◆ Aim
Make an exact copy of the entries below.

◆ Dataset extract
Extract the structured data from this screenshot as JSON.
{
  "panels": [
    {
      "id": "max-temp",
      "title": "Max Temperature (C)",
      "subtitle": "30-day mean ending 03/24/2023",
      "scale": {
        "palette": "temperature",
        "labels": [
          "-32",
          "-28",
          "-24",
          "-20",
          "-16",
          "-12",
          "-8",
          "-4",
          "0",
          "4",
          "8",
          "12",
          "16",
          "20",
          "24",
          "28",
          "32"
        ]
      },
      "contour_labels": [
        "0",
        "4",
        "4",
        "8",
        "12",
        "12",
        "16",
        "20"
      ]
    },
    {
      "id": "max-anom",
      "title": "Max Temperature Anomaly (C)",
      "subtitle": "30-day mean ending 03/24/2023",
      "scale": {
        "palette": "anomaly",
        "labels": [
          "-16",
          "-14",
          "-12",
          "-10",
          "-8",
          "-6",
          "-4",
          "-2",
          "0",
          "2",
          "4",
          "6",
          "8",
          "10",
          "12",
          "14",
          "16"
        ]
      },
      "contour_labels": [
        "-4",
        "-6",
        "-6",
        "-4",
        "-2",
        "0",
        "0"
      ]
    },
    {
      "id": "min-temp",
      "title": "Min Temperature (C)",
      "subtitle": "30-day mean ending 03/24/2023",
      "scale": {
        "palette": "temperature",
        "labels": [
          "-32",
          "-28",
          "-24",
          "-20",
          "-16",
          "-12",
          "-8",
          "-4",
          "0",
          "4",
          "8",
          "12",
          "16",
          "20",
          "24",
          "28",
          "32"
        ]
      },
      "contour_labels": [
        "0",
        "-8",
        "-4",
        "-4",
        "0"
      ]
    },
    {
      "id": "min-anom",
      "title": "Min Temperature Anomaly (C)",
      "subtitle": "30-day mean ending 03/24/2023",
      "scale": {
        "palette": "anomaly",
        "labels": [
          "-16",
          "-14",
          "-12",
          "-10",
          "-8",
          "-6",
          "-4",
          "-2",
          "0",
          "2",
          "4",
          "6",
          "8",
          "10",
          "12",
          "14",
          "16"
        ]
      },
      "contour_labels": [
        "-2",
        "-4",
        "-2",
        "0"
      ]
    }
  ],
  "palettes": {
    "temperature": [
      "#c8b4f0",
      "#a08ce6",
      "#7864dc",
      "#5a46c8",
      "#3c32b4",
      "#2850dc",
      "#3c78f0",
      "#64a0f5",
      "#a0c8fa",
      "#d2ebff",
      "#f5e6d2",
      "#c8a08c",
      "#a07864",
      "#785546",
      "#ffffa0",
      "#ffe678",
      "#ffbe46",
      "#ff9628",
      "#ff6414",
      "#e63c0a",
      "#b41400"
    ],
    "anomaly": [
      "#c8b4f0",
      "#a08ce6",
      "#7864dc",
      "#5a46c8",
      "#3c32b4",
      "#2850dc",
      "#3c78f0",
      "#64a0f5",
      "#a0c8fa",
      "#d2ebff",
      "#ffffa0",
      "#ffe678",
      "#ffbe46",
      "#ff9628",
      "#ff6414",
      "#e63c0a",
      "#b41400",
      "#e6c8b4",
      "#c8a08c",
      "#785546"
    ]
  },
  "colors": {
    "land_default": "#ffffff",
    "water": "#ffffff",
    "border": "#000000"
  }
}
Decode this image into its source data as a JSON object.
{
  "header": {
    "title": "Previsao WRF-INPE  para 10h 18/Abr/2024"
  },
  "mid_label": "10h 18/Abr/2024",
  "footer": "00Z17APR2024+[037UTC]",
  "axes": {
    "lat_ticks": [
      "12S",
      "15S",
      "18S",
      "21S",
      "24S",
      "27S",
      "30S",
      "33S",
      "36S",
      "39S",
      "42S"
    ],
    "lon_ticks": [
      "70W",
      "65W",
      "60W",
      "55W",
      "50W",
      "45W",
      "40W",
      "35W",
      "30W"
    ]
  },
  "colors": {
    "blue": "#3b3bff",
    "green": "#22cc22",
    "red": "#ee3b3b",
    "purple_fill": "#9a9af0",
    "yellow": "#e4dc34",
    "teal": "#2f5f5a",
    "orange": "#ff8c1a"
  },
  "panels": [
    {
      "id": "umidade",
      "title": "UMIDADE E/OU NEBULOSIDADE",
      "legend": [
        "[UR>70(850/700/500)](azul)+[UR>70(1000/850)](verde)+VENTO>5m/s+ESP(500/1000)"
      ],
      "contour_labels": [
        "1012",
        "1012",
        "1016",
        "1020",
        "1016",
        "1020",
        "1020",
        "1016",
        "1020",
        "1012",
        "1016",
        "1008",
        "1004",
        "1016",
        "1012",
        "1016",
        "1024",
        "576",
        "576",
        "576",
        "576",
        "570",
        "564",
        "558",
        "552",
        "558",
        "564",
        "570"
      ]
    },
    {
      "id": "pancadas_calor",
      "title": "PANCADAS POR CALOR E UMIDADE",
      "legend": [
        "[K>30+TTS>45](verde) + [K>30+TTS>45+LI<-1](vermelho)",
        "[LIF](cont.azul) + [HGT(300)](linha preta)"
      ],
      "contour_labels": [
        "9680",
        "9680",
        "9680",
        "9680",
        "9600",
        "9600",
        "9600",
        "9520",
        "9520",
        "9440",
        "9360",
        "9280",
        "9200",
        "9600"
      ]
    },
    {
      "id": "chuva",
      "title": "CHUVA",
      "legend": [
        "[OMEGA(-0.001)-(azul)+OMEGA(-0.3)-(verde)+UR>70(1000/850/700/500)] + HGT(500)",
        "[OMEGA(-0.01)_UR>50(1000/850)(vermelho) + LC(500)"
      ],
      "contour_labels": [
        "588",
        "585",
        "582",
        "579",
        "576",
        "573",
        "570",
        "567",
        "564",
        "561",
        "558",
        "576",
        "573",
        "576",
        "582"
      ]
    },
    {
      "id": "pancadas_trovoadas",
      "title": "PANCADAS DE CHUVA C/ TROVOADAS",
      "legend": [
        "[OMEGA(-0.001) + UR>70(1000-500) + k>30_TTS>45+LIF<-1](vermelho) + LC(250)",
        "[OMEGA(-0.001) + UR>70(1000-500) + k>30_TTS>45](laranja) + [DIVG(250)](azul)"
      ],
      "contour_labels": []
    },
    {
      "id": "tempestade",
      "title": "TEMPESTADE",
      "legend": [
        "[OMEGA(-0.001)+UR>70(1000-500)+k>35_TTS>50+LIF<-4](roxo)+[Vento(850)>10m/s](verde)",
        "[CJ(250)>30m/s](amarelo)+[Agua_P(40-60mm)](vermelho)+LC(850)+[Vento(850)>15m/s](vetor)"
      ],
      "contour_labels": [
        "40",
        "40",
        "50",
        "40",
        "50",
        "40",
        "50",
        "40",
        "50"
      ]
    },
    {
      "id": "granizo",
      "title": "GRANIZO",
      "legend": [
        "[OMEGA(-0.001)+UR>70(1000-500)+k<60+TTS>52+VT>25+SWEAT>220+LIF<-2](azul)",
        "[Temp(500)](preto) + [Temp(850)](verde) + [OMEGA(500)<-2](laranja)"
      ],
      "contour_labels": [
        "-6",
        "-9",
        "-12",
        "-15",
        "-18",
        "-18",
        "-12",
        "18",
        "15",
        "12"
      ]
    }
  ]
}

◆ Answer for this exercise
Extract the structured data from this screenshot as JSON.
{
  "panels": [
    {
      "id": "max-temp",
      "title": "Max Temperature (C)",
      "subtitle": "30-day mean ending 03/24/2023",
      "scale": {
        "palette": "temperature",
        "labels": [
          "-32",
          "-28",
          "-24",
          "-20",
          "-16",
          "-12",
          "-8",
          "-4",
          "0",
          "4",
          "8",
          "12",
          "16",
          "20",
          "24",
          "28",
          "32"
        ]
      },
      "contour_labels": [
        "0",
        "4",
        "4",
        "8",
        "12",
        "12",
        "16",
        "20"
      ]
    },
    {
      "id": "max-anom",
      "title": "Max Temperature Anomaly (C)",
      "subtitle": "30-day mean ending 03/24/2023",
      "scale": {
        "palette": "anomaly",
        "labels": [
          "-16",
          "-14",
          "-12",
          "-10",
          "-8",
          "-6",
          "-4",
          "-2",
          "0",
          "2",
          "4",
          "6",
          "8",
          "10",
          "12",
          "14",
          "16"
        ]
      },
      "contour_labels": [
        "-4",
        "-6",
        "-6",
        "-4",
        "-2",
        "0",
        "0"
      ]
    },
    {
      "id": "min-temp",
      "title": "Min Temperature (C)",
      "subtitle": "30-day mean ending 03/24/2023",
      "scale": {
        "palette": "temperature",
        "labels": [
          "-32",
          "-28",
          "-24",
          "-20",
          "-16",
          "-12",
          "-8",
          "-4",
          "0",
          "4",
          "8",
          "12",
          "16",
          "20",
          "24",
          "28",
          "32"
        ]
      },
      "contour_labels": [
        "0",
        "-8",
        "-4",
        "-4",
        "0"
      ]
    },
    {
      "id": "min-anom",
      "title": "Min Temperature Anomaly (C)",
      "subtitle": "30-day mean ending 03/24/2023",
      "scale": {
        "palette": "anomaly",
        "labels": [
          "-16",
          "-14",
          "-12",
          "-10",
          "-8",
          "-6",
          "-4",
          "-2",
          "0",
          "2",
          "4",
          "6",
          "8",
          "10",
          "12",
          "14",
          "16"
        ]
      },
      "contour_labels": [
        "-2",
        "-4",
        "-2",
        "0"
      ]
    }
  ],
  "palettes": {
    "temperature": [
      "#c8b4f0",
      "#a08ce6",
      "#7864dc",
      "#5a46c8",
      "#3c32b4",
      "#2850dc",
      "#3c78f0",
      "#64a0f5",
      "#a0c8fa",
      "#d2ebff",
      "#f5e6d2",
      "#c8a08c",
      "#a07864",
      "#785546",
      "#ffffa0",
      "#ffe678",
      "#ffbe46",
      "#ff9628",
      "#ff6414",
      "#e63c0a",
      "#b41400"
    ],
    "anomaly": [
      "#c8b4f0",
      "#a08ce6",
      "#7864dc",
      "#5a46c8",
      "#3c32b4",
      "#2850dc",
      "#3c78f0",
      "#64a0f5",
      "#a0c8fa",
      "#d2ebff",
      "#ffffa0",
      "#ffe678",
      "#ffbe46",
      "#ff9628",
      "#ff6414",
      "#e63c0a",
      "#b41400",
      "#e6c8b4",
      "#c8a08c",
      "#785546"
    ]
  },
  "colors": {
    "land_default": "#ffffff",
    "water": "#ffffff",
    "border": "#000000"
  }
}
Decode this image into its source data as a JSON object.
{
  "header": {
    "title": "Previsao WRF-INPE  para 10h 18/Abr/2024"
  },
  "mid_label": "10h 18/Abr/2024",
  "footer": "00Z17APR2024+[037UTC]",
  "axes": {
    "lat_ticks": [
      "12S",
      "15S",
      "18S",
      "21S",
      "24S",
      "27S",
      "30S",
      "33S",
      "36S",
      "39S",
      "42S"
    ],
    "lon_ticks": [
      "70W",
      "65W",
      "60W",
      "55W",
      "50W",
      "45W",
      "40W",
      "35W",
      "30W"
    ]
  },
  "colors": {
    "blue": "#3b3bff",
    "green": "#22cc22",
    "red": "#ee3b3b",
    "purple_fill": "#9a9af0",
    "yellow": "#e4dc34",
    "teal": "#2f5f5a",
    "orange": "#ff8c1a"
  },
  "panels": [
    {
      "id": "umidade",
      "title": "UMIDADE E/OU NEBULOSIDADE",
      "legend": [
        "[UR>70(850/700/500)](azul)+[UR>70(1000/850)](verde)+VENTO>5m/s+ESP(500/1000)"
      ],
      "contour_labels": [
        "1012",
        "1012",
        "1016",
        "1020",
        "1016",
        "1020",
        "1020",
        "1016",
        "1020",
        "1012",
        "1016",
        "1008",
        "1004",
        "1016",
        "1012",
        "1016",
        "1024",
        "576",
        "576",
        "576",
        "576",
        "570",
        "564",
        "558",
        "552",
        "558",
        "564",
        "570"
      ]
    },
    {
      "id": "pancadas_calor",
      "title": "PANCADAS POR CALOR E UMIDADE",
      "legend": [
        "[K>30+TTS>45](verde) + [K>30+TTS>45+LI<-1](vermelho)",
        "[LIF](cont.azul) + [HGT(300)](linha preta)"
      ],
      "contour_labels": [
        "9680",
        "9680",
        "9680",
        "9680",
        "9600",
        "9600",
        "9600",
        "9520",
        "9520",
        "9440",
        "9360",
        "9280",
        "9200",
        "9600"
      ]
    },
    {
      "id": "chuva",
      "title": "CHUVA",
      "legend": [
        "[OMEGA(-0.001)-(azul)+OMEGA(-0.3)-(verde)+UR>70(1000/850/700/500)] + HGT(500)",
        "[OMEGA(-0.01)_UR>50(1000/850)(vermelho) + LC(500)"
      ],
      "contour_labels": [
        "588",
        "585",
        "582",
        "579",
        "576",
        "573",
        "570",
        "567",
        "564",
        "561",
        "558",
        "576",
        "573",
        "576",
        "582"
      ]
    },
    {
      "id": "pancadas_trovoadas",
      "title": "PANCADAS DE CHUVA C/ TROVOADAS",
      "legend": [
        "[OMEGA(-0.001) + UR>70(1000-500) + k>30_TTS>45+LIF<-1](vermelho) + LC(250)",
        "[OMEGA(-0.001) + UR>70(1000-500) + k>30_TTS>45](laranja) + [DIVG(250)](azul)"
      ],
      "contour_labels": []
    },
    {
      "id": "tempestade",
      "title": "TEMPESTADE",
      "legend": [
        "[OMEGA(-0.001)+UR>70(1000-500)+k>35_TTS>50+LIF<-4](roxo)+[Vento(850)>10m/s](verde)",
        "[CJ(250)>30m/s](amarelo)+[Agua_P(40-60mm)](vermelho)+LC(850)+[Vento(850)>15m/s](vetor)"
      ],
      "contour_labels": [
        "40",
        "40",
        "50",
        "40",
        "50",
        "40",
        "50",
        "40",
        "50"
      ]
    },
    {
      "id": "granizo",
      "title": "GRANIZO",
      "legend": [
        "[OMEGA(-0.001)+UR>70(1000-500)+k<60+TTS>52+VT>25+SWEAT>220+LIF<-2](azul)",
        "[Temp(500)](preto) + [Temp(850)](verde) + [OMEGA(500)<-2](laranja)"
      ],
      "contour_labels": [
        "-6",
        "-9",
        "-12",
        "-15",
        "-18",
        "-18",
        "-12",
        "18",
        "15",
        "12"
      ]
    }
  ]
}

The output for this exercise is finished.